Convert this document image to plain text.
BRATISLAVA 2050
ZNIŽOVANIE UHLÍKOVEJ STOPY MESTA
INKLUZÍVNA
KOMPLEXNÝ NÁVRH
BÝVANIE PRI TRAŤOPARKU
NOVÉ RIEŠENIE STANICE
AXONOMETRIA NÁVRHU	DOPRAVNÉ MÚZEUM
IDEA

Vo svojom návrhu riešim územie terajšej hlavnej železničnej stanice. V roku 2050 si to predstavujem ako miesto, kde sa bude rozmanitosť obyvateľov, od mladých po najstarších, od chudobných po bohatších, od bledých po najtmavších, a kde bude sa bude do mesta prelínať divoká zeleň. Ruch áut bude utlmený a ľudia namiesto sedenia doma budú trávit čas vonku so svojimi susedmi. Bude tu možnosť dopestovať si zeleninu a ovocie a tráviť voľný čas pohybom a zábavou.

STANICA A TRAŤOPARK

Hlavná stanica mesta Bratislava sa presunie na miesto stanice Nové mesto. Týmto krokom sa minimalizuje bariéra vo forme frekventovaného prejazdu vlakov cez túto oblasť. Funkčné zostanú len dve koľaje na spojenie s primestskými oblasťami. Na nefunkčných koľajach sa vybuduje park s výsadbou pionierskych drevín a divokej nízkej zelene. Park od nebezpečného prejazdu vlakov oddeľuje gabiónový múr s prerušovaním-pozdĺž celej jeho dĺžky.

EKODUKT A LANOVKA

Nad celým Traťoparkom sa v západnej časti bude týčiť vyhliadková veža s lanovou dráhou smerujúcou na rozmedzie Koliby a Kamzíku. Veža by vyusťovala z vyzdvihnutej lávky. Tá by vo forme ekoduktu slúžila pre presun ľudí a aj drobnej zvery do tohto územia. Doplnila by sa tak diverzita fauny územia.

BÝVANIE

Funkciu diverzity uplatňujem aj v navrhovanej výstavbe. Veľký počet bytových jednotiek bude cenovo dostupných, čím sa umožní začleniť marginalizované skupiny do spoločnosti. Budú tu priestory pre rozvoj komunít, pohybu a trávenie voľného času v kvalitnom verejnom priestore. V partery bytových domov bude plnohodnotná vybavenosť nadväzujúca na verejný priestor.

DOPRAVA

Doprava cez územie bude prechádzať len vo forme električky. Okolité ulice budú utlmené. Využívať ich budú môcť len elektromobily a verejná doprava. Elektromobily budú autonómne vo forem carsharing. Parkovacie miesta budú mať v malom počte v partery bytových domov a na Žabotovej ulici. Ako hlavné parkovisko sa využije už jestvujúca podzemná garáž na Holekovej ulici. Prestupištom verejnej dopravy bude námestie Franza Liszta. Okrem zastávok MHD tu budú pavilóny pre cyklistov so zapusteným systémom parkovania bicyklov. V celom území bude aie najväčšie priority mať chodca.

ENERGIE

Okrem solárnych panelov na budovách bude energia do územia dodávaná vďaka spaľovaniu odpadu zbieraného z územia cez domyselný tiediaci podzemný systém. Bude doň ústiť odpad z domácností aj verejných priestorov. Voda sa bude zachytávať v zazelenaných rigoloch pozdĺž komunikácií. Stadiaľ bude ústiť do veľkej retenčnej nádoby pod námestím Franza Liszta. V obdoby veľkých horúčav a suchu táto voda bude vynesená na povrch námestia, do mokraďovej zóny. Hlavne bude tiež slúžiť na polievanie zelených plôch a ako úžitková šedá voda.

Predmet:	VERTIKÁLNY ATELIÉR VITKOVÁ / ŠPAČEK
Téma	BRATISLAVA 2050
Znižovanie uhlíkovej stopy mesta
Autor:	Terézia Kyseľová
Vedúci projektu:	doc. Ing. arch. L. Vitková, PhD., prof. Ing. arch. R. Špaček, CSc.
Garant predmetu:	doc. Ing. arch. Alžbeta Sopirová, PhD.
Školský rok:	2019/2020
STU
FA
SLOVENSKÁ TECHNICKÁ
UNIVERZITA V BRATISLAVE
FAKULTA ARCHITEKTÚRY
-----
** Task to carry out **
Make an exact copy of the data above.

** Finished task **
Convert this document image to plain text.
BRATISLAVA 2050
ZNIŽOVANIE UHLÍKOVEJ STOPY MESTA
INKLUZÍVNA
KOMPLEXNÝ NÁVRH
BÝVANIE PRI TRAŤOPARKU
NOVÉ RIEŠENIE STANICE
AXONOMETRIA NÁVRHU	DOPRAVNÉ MÚZEUM
IDEA

Vo svojom návrhu riešim územie terajšej hlavnej železničnej stanice. V roku 2050 si to predstavujem ako miesto, kde sa bude rozmanitosť obyvateľov, od mladých po najstarších, od chudobných po bohatších, od bledých po najtmavších, a kde bude sa bude do mesta prelínať divoká zeleň. Ruch áut bude utlmený a ľudia namiesto sedenia doma budú trávit čas vonku so svojimi susedmi. Bude tu možnosť dopestovať si zeleninu a ovocie a tráviť voľný čas pohybom a zábavou.

STANICA A TRAŤOPARK

Hlavná stanica mesta Bratislava sa presunie na miesto stanice Nové mesto. Týmto krokom sa minimalizuje bariéra vo forme frekventovaného prejazdu vlakov cez túto oblasť. Funkčné zostanú len dve koľaje na spojenie s primestskými oblasťami. Na nefunkčných koľajach sa vybuduje park s výsadbou pionierskych drevín a divokej nízkej zelene. Park od nebezpečného prejazdu vlakov oddeľuje gabiónový múr s prerušovaním-pozdĺž celej jeho dĺžky.

EKODUKT A LANOVKA

Nad celým Traťoparkom sa v západnej časti bude týčiť vyhliadková veža s lanovou dráhou smerujúcou na rozmedzie Koliby a Kamzíku. Veža by vyusťovala z vyzdvihnutej lávky. Tá by vo forme ekoduktu slúžila pre presun ľudí a aj drobnej zvery do tohto územia. Doplnila by sa tak diverzita fauny územia.

BÝVANIE

Funkciu diverzity uplatňujem aj v navrhovanej výstavbe. Veľký počet bytových jednotiek bude cenovo dostupných, čím sa umožní začleniť marginalizované skupiny do spoločnosti. Budú tu priestory pre rozvoj komunít, pohybu a trávenie voľného času v kvalitnom verejnom priestore. V partery bytových domov bude plnohodnotná vybavenosť nadväzujúca na verejný priestor.

DOPRAVA

Doprava cez územie bude prechádzať len vo forme električky. Okolité ulice budú utlmené. Využívať ich budú môcť len elektromobily a verejná doprava. Elektromobily budú autonómne vo forem carsharing. Parkovacie miesta budú mať v malom počte v partery bytových domov a na Žabotovej ulici. Ako hlavné parkovisko sa využije už jestvujúca podzemná garáž na Holekovej ulici. Prestupištom verejnej dopravy bude námestie Franza Liszta. Okrem zastávok MHD tu budú pavilóny pre cyklistov so zapusteným systémom parkovania bicyklov. V celom území bude aie najväčšie priority mať chodca.

ENERGIE

Okrem solárnych panelov na budovách bude energia do územia dodávaná vďaka spaľovaniu odpadu zbieraného z územia cez domyselný tiediaci podzemný systém. Bude doň ústiť odpad z domácností aj verejných priestorov. Voda sa bude zachytávať v zazelenaných rigoloch pozdĺž komunikácií. Stadiaľ bude ústiť do veľkej retenčnej nádoby pod námestím Franza Liszta. V obdoby veľkých horúčav a suchu táto voda bude vynesená na povrch námestia, do mokraďovej zóny. Hlavne bude tiež slúžiť na polievanie zelených plôch a ako úžitková šedá voda.

Predmet:	VERTIKÁLNY ATELIÉR VITKOVÁ / ŠPAČEK
Téma	BRATISLAVA 2050
Znižovanie uhlíkovej stopy mesta
Autor:	Terézia Kyseľová
Vedúci projektu:	doc. Ing. arch. L. Vitková, PhD., prof. Ing. arch. R. Špaček, CSc.
Garant predmetu:	doc. Ing. arch. Alžbeta Sopirová, PhD.
Školský rok:	2019/2020
STU
FA
SLOVENSKÁ TECHNICKÁ
UNIVERZITA V BRATISLAVE
FAKULTA ARCHITEKTÚRY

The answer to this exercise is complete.